Records
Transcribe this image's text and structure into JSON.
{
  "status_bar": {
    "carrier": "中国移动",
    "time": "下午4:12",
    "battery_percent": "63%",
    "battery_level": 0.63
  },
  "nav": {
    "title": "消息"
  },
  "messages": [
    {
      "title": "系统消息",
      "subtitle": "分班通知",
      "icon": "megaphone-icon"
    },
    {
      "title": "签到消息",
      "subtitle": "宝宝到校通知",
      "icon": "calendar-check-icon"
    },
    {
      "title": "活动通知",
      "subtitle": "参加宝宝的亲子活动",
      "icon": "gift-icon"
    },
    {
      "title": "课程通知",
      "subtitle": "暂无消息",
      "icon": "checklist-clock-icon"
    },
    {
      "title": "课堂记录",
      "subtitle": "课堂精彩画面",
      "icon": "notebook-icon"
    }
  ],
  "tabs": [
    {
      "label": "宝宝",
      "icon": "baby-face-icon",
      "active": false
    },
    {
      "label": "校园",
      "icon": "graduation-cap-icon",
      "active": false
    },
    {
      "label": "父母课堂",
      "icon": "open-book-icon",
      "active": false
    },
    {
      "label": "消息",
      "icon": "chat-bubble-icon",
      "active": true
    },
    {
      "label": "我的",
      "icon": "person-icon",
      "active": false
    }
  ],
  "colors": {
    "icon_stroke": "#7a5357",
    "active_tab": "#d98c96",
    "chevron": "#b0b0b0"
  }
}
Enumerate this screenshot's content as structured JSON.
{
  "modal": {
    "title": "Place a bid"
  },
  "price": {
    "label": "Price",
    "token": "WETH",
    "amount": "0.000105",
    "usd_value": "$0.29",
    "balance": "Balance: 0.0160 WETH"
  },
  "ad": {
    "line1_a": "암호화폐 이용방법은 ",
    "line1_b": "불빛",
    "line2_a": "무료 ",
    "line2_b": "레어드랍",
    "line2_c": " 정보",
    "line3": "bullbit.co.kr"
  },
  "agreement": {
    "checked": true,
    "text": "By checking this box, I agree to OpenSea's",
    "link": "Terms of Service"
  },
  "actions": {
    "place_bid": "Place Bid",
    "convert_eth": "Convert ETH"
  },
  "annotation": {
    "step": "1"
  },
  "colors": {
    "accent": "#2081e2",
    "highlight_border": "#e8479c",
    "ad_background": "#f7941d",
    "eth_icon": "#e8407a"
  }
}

Objective
Find each line that has the word "Place", then copy it out.

Response
    "title": "Place a bid"
    "place_bid": "Place Bid",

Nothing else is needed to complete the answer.